Your objective >> Reproduce the rows below verbatim, line for line, omitting the pictures.

Element boundary rows >>
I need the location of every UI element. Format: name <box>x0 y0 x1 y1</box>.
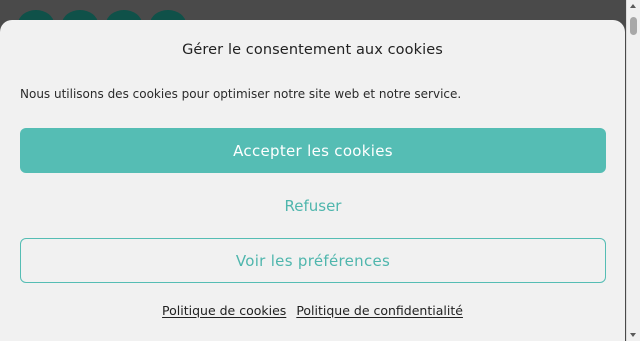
footer-links: Politique de cookies Politique de confid… <box>0 303 625 318</box>
refuse-button[interactable]: Refuser <box>20 183 606 228</box>
scrollbar[interactable] <box>626 0 640 341</box>
scrollbar-thumb[interactable] <box>630 17 637 35</box>
dialog-title: Gérer le consentement aux cookies <box>182 42 443 58</box>
scroll-up-arrow-icon[interactable] <box>630 4 636 8</box>
view-preferences-button[interactable]: Voir les préférences <box>20 238 606 283</box>
accept-cookies-button[interactable]: Accepter les cookies <box>20 128 606 173</box>
cookie-consent-dialog: Gérer le consentement aux cookies Nous u… <box>0 20 625 341</box>
cookie-policy-link[interactable]: Politique de cookies <box>162 303 286 318</box>
scroll-down-arrow-icon[interactable] <box>630 333 636 337</box>
dialog-message: Nous utilisons des cookies pour optimise… <box>20 87 462 101</box>
privacy-policy-link[interactable]: Politique de confidentialité <box>296 303 463 318</box>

Full answer >>
I need the location of every UI element. Format: name <box>x0 y0 x1 y1</box>.
footer-links: Politique de cookies Politique de confid… <box>0 303 625 318</box>
refuse-button[interactable]: Refuser <box>20 183 606 228</box>
scrollbar[interactable] <box>626 0 640 341</box>
scrollbar-thumb[interactable] <box>630 17 637 35</box>
dialog-title: Gérer le consentement aux cookies <box>182 42 443 58</box>
scroll-up-arrow-icon[interactable] <box>630 4 636 8</box>
view-preferences-button[interactable]: Voir les préférences <box>20 238 606 283</box>
accept-cookies-button[interactable]: Accepter les cookies <box>20 128 606 173</box>
cookie-consent-dialog: Gérer le consentement aux cookies Nous u… <box>0 20 625 341</box>
cookie-policy-link[interactable]: Politique de cookies <box>162 303 286 318</box>
scroll-down-arrow-icon[interactable] <box>630 333 636 337</box>
dialog-message: Nous utilisons des cookies pour optimise… <box>20 87 462 101</box>
privacy-policy-link[interactable]: Politique de confidentialité <box>296 303 463 318</box>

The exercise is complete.